**What needs to be done**
Return a copy of every line in the records that includes the word "万里雁随阳".
═══ Raw data ═══
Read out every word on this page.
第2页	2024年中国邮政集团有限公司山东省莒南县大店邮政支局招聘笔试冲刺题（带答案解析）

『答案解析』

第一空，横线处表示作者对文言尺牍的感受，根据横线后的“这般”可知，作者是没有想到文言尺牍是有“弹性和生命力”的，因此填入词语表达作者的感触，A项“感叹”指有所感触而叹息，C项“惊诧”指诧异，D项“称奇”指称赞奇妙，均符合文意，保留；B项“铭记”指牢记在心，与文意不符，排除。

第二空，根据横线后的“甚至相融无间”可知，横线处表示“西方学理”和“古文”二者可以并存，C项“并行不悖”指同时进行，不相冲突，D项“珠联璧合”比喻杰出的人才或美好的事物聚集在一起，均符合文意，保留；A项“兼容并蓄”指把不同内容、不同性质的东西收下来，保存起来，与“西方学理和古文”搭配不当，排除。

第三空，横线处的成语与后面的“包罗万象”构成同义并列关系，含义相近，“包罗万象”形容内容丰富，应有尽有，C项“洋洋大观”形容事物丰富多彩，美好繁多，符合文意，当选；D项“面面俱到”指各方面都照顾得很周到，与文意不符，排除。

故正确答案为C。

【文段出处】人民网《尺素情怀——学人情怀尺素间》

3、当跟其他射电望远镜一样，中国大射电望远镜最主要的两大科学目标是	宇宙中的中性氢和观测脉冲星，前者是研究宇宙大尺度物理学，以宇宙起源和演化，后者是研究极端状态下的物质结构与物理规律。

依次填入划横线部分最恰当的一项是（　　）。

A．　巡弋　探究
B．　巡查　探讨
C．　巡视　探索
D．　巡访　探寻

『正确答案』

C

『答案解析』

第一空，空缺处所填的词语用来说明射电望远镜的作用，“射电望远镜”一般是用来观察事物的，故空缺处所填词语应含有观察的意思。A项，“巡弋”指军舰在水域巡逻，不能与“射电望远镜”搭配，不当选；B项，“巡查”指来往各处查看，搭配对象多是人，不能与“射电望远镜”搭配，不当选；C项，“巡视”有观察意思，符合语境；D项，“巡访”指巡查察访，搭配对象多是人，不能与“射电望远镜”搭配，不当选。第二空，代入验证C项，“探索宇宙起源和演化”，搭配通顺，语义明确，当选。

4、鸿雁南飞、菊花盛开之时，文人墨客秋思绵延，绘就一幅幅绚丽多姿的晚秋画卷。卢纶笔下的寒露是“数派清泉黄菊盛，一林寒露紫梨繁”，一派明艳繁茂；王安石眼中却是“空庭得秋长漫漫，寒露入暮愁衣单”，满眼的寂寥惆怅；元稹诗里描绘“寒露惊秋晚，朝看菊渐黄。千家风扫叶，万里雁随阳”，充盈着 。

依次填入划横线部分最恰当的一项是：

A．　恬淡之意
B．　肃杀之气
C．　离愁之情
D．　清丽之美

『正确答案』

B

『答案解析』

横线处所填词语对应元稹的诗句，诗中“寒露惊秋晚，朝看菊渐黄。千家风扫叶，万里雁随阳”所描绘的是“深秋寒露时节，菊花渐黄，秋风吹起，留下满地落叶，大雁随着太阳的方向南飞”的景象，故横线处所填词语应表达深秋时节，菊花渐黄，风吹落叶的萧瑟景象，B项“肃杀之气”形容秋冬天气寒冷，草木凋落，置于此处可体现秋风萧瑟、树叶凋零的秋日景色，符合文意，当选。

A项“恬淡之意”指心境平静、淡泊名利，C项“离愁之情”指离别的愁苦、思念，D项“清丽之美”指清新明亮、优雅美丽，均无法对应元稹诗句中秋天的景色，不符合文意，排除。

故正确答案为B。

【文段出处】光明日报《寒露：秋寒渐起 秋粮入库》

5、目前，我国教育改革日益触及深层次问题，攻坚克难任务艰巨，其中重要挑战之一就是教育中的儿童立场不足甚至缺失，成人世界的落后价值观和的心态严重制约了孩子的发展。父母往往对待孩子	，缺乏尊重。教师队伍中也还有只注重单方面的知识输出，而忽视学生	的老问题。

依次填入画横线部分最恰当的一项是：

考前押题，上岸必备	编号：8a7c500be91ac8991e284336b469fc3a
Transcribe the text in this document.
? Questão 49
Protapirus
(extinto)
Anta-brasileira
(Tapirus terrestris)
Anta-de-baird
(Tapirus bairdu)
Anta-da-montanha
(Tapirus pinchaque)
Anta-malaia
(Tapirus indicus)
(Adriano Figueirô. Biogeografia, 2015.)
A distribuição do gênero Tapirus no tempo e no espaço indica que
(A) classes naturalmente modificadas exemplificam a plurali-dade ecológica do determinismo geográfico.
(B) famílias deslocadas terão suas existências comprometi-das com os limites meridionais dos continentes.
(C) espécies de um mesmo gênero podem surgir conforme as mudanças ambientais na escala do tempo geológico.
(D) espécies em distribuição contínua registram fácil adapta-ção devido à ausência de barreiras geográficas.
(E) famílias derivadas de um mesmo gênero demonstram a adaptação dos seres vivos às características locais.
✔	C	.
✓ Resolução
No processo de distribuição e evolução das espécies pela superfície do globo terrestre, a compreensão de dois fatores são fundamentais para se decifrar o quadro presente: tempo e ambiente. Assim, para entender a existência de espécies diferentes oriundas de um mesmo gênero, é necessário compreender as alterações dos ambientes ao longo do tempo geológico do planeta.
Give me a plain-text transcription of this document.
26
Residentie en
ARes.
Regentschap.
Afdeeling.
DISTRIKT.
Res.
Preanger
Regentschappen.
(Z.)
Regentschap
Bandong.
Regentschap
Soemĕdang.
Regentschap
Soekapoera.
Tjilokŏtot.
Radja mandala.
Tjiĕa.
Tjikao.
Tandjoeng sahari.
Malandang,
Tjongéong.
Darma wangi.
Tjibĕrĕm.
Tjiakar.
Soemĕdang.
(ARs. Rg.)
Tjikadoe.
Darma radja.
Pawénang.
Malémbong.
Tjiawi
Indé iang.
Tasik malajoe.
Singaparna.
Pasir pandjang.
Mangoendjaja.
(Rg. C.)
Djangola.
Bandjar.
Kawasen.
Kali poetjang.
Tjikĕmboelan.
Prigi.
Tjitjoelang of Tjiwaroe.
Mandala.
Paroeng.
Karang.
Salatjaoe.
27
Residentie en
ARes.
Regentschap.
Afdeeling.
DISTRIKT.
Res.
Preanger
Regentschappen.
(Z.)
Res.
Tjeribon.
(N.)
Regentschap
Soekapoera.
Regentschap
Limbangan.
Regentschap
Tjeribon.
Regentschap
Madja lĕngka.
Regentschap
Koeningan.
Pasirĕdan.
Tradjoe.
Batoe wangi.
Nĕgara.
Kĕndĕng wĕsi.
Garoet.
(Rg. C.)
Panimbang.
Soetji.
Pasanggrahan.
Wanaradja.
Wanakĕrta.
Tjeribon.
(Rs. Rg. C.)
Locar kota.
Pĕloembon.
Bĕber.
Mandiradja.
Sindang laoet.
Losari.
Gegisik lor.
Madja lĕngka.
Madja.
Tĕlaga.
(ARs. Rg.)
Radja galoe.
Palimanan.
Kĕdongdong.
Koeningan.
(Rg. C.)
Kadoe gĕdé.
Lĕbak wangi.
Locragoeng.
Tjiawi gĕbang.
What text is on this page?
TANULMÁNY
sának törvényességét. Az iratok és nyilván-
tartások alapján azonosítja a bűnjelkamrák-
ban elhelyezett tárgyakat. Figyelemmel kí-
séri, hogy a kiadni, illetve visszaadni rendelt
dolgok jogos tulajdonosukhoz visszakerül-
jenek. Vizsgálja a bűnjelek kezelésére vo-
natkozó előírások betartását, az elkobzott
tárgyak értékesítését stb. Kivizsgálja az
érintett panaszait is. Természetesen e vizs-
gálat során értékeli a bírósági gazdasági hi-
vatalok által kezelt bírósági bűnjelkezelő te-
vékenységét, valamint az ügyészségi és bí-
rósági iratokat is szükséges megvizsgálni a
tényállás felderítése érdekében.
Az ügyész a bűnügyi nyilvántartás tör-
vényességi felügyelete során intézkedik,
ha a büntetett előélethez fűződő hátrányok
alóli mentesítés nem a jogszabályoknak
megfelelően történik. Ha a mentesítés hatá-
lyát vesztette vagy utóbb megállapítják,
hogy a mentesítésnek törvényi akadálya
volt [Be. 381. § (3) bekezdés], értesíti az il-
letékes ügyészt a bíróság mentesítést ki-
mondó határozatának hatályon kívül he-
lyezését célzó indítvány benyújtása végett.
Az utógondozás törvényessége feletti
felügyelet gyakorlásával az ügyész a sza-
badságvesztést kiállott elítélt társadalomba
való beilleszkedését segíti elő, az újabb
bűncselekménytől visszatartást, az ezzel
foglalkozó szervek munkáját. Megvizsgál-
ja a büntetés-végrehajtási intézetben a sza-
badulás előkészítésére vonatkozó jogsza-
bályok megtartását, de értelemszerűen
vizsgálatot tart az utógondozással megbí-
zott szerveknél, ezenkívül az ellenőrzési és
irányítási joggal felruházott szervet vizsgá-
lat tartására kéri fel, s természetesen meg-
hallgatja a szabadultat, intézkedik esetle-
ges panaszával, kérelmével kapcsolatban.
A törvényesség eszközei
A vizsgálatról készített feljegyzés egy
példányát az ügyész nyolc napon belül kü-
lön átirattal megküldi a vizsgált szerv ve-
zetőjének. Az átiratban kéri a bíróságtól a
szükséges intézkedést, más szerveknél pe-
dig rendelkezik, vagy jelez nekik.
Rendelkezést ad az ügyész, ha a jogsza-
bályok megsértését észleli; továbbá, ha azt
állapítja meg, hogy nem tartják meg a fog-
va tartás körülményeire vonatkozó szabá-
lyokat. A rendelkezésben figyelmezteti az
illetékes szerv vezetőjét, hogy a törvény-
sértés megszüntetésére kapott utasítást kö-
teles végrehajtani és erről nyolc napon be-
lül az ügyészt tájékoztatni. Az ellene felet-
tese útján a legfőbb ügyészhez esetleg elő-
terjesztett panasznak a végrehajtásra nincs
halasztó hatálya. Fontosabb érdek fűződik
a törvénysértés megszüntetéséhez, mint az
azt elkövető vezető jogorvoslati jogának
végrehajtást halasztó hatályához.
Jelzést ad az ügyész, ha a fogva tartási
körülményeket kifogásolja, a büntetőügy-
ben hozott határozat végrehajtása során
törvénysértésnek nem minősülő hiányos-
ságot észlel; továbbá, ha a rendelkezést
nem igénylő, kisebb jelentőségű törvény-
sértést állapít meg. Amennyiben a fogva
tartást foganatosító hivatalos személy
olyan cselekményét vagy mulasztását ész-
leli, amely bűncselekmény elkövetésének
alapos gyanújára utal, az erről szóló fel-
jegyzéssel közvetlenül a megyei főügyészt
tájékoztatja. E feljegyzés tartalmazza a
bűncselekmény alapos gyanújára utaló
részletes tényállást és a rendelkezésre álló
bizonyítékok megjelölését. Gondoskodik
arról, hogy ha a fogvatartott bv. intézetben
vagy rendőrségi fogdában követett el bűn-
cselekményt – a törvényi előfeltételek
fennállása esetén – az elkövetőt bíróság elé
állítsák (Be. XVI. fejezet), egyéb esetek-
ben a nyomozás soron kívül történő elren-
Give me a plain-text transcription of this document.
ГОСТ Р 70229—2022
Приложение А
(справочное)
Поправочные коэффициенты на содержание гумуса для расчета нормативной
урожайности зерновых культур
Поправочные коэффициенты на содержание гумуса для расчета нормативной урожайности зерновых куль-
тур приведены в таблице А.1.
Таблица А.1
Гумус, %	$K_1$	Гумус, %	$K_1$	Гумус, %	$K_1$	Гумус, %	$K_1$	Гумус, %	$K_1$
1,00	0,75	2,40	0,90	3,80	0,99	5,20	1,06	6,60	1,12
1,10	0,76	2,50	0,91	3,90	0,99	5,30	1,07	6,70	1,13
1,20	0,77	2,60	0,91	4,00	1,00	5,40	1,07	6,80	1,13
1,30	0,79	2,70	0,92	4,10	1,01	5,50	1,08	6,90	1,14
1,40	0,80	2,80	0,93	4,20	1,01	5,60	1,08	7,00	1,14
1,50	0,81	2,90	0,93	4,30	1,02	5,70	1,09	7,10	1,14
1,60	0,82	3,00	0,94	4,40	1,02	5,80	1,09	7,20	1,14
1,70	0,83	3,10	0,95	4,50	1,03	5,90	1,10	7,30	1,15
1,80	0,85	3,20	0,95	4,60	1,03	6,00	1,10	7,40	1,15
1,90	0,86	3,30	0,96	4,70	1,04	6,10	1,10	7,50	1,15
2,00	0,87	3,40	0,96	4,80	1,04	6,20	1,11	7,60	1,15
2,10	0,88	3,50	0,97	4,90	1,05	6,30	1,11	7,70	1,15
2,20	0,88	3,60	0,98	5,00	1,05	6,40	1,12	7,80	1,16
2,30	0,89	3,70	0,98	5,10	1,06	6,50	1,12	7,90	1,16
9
═══
**Solution to this exercise**
4、鸿雁南飞、菊花盛开之时，文人墨客秋思绵延，绘就一幅幅绚丽多姿的晚秋画卷。卢纶笔下的寒露是“数派清泉黄菊盛，一林寒露紫梨繁”，一派明艳繁茂；王安石眼中却是“空庭得秋长漫漫，寒露入暮愁衣单”，满眼的寂寥惆怅；元稹诗里描绘“寒露惊秋晚，朝看菊渐黄。千家风扫叶，万里雁随阳”，充盈着 。
横线处所填词语对应元稹的诗句，诗中“寒露惊秋晚，朝看菊渐黄。千家风扫叶，万里雁随阳”所描绘的是“深秋寒露时节，菊花渐黄，秋风吹起，留下满地落叶，大雁随着太阳的方向南飞”的景象，故横线处所填词语应表达深秋时节，菊花渐黄，风吹落叶的萧瑟景象，B项“肃杀之气”形容秋冬天气寒冷，草木凋落，置于此处可体现秋风萧瑟、树叶凋零的秋日景色，符合文意，当选。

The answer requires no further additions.